● Exercise material:
+===+

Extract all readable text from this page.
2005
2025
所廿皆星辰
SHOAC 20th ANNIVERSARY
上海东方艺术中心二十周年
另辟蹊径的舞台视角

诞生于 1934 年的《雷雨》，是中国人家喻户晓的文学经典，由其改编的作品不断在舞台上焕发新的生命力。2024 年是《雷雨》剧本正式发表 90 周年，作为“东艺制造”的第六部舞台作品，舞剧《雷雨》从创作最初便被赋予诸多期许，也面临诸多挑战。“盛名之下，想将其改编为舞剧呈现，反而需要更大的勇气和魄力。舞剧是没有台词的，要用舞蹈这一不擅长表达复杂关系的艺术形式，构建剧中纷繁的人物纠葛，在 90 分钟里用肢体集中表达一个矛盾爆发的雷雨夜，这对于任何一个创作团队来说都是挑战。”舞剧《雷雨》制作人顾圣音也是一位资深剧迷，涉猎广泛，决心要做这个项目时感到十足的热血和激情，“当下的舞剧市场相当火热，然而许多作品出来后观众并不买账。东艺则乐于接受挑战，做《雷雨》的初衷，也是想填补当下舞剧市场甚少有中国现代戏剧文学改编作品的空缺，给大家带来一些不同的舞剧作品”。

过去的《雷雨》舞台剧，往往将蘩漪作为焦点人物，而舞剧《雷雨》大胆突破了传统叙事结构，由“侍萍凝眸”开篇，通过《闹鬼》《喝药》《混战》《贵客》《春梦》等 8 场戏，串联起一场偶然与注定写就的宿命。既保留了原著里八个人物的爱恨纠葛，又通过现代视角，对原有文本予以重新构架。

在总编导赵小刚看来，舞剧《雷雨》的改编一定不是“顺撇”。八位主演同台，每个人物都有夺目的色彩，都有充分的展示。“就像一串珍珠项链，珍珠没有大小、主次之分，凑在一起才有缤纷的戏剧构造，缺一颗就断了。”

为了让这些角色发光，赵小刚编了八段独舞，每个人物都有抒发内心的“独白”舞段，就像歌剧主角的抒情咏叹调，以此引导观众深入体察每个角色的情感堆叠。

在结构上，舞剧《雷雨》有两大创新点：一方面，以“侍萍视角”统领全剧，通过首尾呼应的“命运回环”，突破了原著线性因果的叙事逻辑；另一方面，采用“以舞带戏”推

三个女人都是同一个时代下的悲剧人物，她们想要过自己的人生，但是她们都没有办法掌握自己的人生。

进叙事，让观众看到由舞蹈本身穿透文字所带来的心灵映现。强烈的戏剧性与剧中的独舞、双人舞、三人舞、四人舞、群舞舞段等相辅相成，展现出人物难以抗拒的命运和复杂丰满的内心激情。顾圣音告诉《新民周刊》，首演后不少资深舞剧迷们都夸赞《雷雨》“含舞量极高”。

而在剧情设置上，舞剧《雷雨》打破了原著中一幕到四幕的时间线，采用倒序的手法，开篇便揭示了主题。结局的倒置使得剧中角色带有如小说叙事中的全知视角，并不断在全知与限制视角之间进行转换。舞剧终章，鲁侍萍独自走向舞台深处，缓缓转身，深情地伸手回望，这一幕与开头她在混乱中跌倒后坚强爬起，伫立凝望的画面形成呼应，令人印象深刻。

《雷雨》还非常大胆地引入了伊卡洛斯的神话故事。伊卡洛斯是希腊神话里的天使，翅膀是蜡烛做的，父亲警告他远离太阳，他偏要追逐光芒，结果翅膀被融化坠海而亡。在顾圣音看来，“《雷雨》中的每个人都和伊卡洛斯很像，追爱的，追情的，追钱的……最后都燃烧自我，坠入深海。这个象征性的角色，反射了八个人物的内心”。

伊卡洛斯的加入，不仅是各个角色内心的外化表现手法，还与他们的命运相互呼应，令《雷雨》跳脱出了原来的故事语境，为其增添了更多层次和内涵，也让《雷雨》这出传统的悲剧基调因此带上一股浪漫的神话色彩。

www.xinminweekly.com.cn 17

+===+

● Problem to work on: Set all of the entries down again, exactly as they were given.

● Task result:
Extract all readable text from this page.
2005
2025
所廿皆星辰
SHOAC 20th ANNIVERSARY
上海东方艺术中心二十周年
另辟蹊径的舞台视角

诞生于 1934 年的《雷雨》，是中国人家喻户晓的文学经典，由其改编的作品不断在舞台上焕发新的生命力。2024 年是《雷雨》剧本正式发表 90 周年，作为“东艺制造”的第六部舞台作品，舞剧《雷雨》从创作最初便被赋予诸多期许，也面临诸多挑战。“盛名之下，想将其改编为舞剧呈现，反而需要更大的勇气和魄力。舞剧是没有台词的，要用舞蹈这一不擅长表达复杂关系的艺术形式，构建剧中纷繁的人物纠葛，在 90 分钟里用肢体集中表达一个矛盾爆发的雷雨夜，这对于任何一个创作团队来说都是挑战。”舞剧《雷雨》制作人顾圣音也是一位资深剧迷，涉猎广泛，决心要做这个项目时感到十足的热血和激情，“当下的舞剧市场相当火热，然而许多作品出来后观众并不买账。东艺则乐于接受挑战，做《雷雨》的初衷，也是想填补当下舞剧市场甚少有中国现代戏剧文学改编作品的空缺，给大家带来一些不同的舞剧作品”。

过去的《雷雨》舞台剧，往往将蘩漪作为焦点人物，而舞剧《雷雨》大胆突破了传统叙事结构，由“侍萍凝眸”开篇，通过《闹鬼》《喝药》《混战》《贵客》《春梦》等 8 场戏，串联起一场偶然与注定写就的宿命。既保留了原著里八个人物的爱恨纠葛，又通过现代视角，对原有文本予以重新构架。

在总编导赵小刚看来，舞剧《雷雨》的改编一定不是“顺撇”。八位主演同台，每个人物都有夺目的色彩，都有充分的展示。“就像一串珍珠项链，珍珠没有大小、主次之分，凑在一起才有缤纷的戏剧构造，缺一颗就断了。”

为了让这些角色发光，赵小刚编了八段独舞，每个人物都有抒发内心的“独白”舞段，就像歌剧主角的抒情咏叹调，以此引导观众深入体察每个角色的情感堆叠。

在结构上，舞剧《雷雨》有两大创新点：一方面，以“侍萍视角”统领全剧，通过首尾呼应的“命运回环”，突破了原著线性因果的叙事逻辑；另一方面，采用“以舞带戏”推

三个女人都是同一个时代下的悲剧人物，她们想要过自己的人生，但是她们都没有办法掌握自己的人生。

进叙事，让观众看到由舞蹈本身穿透文字所带来的心灵映现。强烈的戏剧性与剧中的独舞、双人舞、三人舞、四人舞、群舞舞段等相辅相成，展现出人物难以抗拒的命运和复杂丰满的内心激情。顾圣音告诉《新民周刊》，首演后不少资深舞剧迷们都夸赞《雷雨》“含舞量极高”。

而在剧情设置上，舞剧《雷雨》打破了原著中一幕到四幕的时间线，采用倒序的手法，开篇便揭示了主题。结局的倒置使得剧中角色带有如小说叙事中的全知视角，并不断在全知与限制视角之间进行转换。舞剧终章，鲁侍萍独自走向舞台深处，缓缓转身，深情地伸手回望，这一幕与开头她在混乱中跌倒后坚强爬起，伫立凝望的画面形成呼应，令人印象深刻。

《雷雨》还非常大胆地引入了伊卡洛斯的神话故事。伊卡洛斯是希腊神话里的天使，翅膀是蜡烛做的，父亲警告他远离太阳，他偏要追逐光芒，结果翅膀被融化坠海而亡。在顾圣音看来，“《雷雨》中的每个人都和伊卡洛斯很像，追爱的，追情的，追钱的……最后都燃烧自我，坠入深海。这个象征性的角色，反射了八个人物的内心”。

伊卡洛斯的加入，不仅是各个角色内心的外化表现手法，还与他们的命运相互呼应，令《雷雨》跳脱出了原来的故事语境，为其增添了更多层次和内涵，也让《雷雨》这出传统的悲剧基调因此带上一股浪漫的神话色彩。

www.xinminweekly.com.cn 17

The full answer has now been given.